:: Records provided ::
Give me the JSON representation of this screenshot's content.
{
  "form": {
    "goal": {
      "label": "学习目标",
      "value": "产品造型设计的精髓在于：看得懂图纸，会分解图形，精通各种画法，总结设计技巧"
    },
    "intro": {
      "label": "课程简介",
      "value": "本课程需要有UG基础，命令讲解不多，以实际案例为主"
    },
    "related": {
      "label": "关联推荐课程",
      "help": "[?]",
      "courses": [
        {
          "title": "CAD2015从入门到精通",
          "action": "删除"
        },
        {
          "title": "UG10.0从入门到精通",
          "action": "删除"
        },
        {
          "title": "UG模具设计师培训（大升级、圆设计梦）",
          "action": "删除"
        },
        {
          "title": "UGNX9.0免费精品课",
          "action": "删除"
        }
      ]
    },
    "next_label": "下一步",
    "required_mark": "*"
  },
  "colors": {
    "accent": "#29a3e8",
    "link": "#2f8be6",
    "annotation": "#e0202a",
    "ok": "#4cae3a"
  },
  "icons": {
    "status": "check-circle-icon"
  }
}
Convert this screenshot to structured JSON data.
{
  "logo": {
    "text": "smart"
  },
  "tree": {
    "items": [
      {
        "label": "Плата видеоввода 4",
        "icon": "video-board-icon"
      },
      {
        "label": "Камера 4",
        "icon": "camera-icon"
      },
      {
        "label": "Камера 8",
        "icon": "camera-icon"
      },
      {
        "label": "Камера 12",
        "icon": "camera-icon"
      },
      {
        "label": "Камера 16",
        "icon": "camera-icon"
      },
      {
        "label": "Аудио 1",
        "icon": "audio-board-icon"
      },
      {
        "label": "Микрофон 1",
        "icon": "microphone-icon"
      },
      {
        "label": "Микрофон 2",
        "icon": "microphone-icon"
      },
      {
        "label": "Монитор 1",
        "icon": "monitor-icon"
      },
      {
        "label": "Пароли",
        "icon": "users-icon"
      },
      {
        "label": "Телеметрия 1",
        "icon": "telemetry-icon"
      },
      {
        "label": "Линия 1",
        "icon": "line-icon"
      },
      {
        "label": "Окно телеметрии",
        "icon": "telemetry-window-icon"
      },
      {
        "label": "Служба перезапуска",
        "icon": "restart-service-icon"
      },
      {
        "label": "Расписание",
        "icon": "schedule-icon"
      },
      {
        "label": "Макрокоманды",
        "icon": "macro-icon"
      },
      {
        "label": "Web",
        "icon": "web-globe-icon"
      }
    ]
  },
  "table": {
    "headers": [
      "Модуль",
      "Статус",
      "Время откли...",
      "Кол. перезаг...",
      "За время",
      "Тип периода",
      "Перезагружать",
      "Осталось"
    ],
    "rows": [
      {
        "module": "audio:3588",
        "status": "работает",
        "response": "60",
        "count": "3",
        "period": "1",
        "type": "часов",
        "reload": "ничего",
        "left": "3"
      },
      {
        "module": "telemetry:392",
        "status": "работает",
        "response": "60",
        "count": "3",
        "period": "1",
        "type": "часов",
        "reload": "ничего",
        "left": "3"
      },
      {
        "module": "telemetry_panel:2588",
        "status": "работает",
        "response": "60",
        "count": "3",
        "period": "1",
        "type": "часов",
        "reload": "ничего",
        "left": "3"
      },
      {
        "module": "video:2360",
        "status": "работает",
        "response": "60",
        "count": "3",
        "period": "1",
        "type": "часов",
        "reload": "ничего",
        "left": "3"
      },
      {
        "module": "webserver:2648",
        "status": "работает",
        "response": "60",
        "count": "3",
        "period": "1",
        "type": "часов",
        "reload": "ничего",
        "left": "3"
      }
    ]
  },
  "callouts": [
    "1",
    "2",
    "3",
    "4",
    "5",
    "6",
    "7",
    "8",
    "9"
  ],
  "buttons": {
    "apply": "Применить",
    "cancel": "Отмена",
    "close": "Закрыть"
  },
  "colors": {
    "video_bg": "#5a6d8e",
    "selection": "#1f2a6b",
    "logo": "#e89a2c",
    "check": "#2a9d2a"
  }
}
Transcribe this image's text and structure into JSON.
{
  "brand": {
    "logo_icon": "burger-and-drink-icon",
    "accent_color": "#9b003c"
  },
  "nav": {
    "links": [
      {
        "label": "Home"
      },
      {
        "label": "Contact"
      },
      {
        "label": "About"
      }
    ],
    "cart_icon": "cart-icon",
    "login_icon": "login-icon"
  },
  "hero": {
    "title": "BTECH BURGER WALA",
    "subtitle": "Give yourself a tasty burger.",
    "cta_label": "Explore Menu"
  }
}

...

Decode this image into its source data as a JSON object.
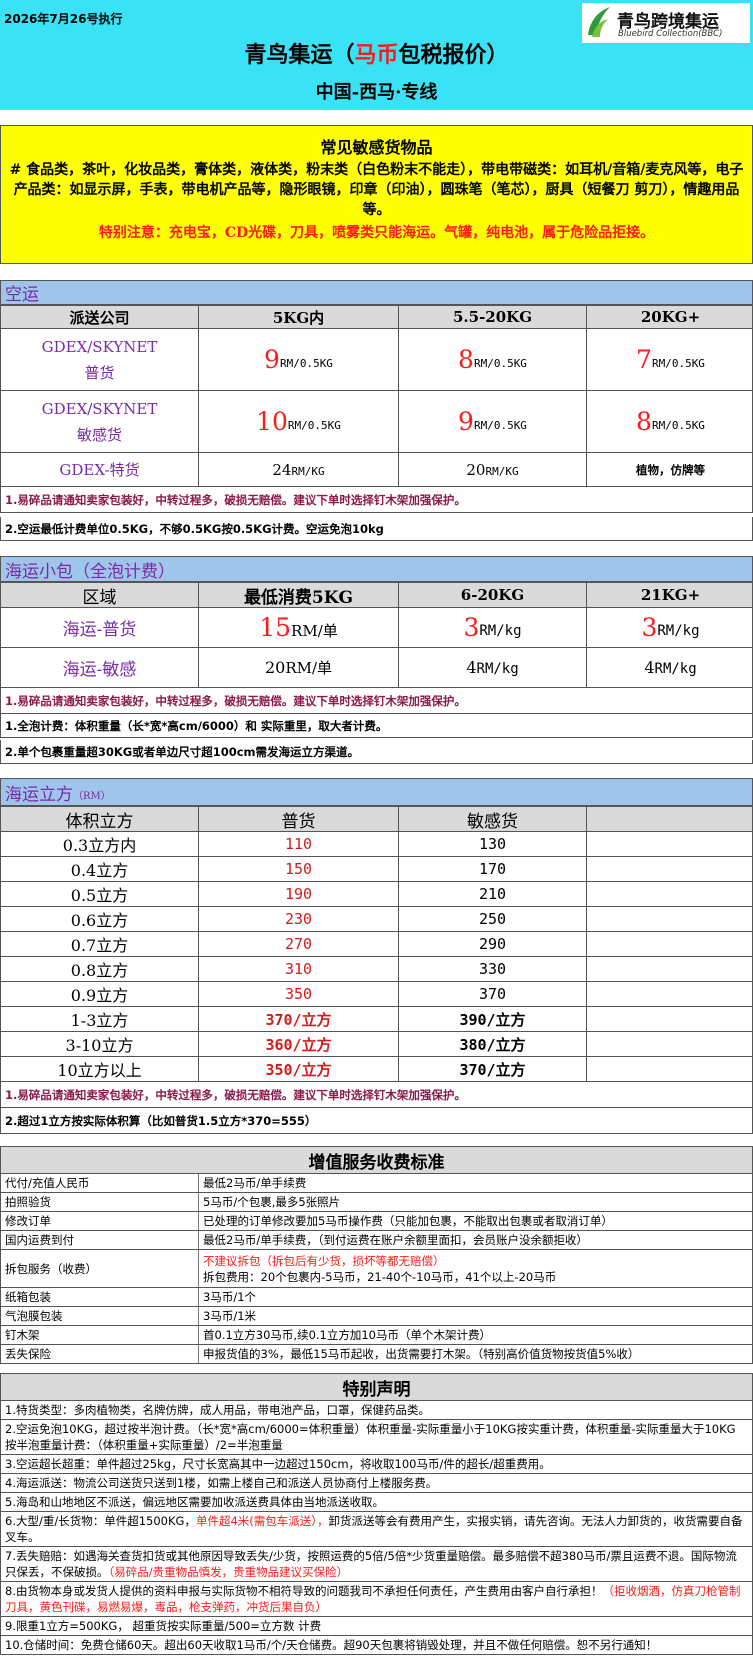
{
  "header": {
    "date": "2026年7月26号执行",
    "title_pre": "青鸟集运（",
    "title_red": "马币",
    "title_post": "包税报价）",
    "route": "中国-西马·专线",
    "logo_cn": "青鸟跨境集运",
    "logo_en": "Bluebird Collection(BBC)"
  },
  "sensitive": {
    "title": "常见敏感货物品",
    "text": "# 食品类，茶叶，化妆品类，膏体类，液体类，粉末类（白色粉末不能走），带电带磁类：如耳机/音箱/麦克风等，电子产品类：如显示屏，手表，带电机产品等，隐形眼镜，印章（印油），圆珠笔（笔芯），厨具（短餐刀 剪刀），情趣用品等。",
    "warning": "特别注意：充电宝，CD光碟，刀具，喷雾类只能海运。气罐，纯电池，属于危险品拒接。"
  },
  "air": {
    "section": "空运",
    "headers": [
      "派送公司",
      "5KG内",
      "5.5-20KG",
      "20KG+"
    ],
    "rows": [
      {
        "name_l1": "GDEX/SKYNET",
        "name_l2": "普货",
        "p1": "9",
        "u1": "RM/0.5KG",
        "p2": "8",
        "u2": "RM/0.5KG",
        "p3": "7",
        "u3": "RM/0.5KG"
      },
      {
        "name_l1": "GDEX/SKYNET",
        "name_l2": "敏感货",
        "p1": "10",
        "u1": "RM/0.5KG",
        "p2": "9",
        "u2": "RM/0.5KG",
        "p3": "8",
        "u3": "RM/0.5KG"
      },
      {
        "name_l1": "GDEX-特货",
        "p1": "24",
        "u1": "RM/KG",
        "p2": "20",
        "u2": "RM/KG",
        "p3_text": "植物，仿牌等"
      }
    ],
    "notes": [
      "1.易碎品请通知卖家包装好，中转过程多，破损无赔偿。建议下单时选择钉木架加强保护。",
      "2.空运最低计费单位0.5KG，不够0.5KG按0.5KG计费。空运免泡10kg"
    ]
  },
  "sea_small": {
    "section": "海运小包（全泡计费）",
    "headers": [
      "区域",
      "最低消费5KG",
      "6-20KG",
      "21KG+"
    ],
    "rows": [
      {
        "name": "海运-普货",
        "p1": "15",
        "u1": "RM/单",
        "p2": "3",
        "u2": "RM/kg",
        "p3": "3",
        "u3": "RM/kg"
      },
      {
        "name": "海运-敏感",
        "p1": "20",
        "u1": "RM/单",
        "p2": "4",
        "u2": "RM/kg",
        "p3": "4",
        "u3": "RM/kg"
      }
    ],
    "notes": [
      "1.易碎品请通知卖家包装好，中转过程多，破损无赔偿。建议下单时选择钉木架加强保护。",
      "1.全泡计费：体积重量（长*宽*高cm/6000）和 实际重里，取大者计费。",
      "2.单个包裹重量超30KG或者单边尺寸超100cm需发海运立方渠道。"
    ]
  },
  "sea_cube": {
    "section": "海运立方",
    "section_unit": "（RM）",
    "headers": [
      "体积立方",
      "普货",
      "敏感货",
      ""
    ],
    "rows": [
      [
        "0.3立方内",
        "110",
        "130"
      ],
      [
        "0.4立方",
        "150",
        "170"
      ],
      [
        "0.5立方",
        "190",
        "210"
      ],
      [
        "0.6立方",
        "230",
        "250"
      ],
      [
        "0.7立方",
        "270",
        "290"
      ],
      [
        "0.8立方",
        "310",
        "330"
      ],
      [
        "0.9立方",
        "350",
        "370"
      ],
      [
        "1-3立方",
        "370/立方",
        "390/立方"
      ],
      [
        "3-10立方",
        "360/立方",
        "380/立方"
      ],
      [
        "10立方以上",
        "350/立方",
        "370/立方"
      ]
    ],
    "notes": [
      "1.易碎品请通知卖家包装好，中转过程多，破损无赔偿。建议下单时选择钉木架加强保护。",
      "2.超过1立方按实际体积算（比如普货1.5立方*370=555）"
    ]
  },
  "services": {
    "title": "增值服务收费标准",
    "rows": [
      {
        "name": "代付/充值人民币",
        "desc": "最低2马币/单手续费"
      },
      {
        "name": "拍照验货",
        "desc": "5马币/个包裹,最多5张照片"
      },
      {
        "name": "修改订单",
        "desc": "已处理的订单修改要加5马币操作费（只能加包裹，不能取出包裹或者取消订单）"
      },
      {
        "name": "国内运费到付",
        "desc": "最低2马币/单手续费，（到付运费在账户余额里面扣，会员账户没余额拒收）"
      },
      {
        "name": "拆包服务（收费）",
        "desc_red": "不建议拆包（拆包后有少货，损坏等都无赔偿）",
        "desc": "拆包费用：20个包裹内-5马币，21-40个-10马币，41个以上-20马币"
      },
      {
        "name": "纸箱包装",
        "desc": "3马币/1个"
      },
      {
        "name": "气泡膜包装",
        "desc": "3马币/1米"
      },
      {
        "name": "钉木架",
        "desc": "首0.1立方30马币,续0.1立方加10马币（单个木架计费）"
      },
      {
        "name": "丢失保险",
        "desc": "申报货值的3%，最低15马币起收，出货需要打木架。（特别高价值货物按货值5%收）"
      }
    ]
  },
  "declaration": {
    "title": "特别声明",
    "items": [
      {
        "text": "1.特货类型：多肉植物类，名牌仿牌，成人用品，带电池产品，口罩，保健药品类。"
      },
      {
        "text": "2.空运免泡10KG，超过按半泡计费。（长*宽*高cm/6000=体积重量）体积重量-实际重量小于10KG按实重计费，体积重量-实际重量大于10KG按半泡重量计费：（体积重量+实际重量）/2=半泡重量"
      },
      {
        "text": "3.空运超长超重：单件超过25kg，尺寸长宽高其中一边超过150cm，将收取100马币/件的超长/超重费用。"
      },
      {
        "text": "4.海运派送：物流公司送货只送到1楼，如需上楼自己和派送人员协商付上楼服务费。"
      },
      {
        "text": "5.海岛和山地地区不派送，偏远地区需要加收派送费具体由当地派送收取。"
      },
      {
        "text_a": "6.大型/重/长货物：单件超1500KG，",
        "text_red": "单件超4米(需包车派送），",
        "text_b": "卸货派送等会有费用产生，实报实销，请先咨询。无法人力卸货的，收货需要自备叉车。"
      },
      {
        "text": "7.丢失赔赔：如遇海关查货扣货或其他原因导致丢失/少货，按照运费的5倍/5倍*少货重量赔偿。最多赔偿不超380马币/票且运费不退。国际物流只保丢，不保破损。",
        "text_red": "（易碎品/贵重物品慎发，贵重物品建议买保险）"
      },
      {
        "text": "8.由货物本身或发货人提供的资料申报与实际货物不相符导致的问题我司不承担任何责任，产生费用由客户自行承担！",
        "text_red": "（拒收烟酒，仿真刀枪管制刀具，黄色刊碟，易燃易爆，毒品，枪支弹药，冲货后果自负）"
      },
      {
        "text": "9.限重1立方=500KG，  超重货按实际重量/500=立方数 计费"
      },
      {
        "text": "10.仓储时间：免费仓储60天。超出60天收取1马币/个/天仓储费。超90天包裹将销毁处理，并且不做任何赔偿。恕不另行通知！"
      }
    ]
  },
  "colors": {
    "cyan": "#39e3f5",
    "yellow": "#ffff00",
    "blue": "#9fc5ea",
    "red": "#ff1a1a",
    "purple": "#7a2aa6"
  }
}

:: Work to complete ::
Copy the lines from the entries above in which the word "module" appears.

:: In response ::
        "module": "audio:3588",
        "module": "telemetry:392",
        "module": "telemetry_panel:2588",
        "module": "video:2360",
        "module": "webserver:2648",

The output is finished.